# What is being asked
Search the material for the string "北京延庆初三一模" and copy each line where it occurs.

(Stored items)

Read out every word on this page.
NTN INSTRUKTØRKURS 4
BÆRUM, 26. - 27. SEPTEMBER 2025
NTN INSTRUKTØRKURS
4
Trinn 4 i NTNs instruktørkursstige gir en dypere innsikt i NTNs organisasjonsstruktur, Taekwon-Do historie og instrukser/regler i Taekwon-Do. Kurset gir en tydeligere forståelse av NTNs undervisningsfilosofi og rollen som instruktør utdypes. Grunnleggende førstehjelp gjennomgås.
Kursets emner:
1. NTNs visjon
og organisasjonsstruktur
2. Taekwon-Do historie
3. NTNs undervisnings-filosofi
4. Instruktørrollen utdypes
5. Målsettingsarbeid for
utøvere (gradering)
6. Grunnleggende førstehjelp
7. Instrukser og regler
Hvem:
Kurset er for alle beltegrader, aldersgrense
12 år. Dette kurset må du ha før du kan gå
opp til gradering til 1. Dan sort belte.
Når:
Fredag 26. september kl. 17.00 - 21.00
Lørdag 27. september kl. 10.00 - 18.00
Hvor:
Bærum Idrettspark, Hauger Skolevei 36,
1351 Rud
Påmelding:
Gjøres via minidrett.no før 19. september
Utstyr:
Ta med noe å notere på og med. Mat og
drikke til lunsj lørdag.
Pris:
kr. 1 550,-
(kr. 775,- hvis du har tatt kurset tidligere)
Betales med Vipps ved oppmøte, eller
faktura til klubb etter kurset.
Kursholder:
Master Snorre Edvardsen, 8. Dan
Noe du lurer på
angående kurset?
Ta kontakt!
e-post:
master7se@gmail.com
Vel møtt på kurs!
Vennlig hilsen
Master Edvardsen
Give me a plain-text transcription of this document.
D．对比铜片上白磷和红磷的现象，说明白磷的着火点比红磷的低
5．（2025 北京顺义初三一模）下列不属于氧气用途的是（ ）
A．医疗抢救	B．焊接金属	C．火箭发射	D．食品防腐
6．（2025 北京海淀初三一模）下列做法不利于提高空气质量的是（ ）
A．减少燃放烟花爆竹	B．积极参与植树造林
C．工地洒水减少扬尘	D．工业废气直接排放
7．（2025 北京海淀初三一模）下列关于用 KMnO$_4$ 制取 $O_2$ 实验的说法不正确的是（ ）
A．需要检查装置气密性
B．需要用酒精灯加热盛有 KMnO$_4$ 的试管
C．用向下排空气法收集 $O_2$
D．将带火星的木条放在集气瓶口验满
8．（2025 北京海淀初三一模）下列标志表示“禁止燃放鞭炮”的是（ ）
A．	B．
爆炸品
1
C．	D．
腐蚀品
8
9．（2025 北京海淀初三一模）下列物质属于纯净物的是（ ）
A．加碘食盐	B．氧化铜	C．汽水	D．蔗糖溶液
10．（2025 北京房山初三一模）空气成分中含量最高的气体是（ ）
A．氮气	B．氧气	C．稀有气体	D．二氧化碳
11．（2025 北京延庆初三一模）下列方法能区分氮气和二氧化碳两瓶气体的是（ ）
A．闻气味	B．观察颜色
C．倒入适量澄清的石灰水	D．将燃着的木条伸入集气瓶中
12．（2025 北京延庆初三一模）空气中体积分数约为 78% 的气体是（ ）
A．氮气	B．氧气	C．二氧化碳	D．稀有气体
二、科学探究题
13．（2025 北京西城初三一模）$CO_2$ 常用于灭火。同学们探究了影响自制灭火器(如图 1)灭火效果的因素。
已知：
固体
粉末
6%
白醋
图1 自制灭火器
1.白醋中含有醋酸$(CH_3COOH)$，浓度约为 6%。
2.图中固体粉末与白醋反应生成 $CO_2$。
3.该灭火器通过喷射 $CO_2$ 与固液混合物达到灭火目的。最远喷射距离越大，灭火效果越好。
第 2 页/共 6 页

# Response to the task
11．（2025 北京延庆初三一模）下列方法能区分氮气和二氧化碳两瓶气体的是（ ）
12．（2025 北京延庆初三一模）空气中体积分数约为 78% 的气体是（ ）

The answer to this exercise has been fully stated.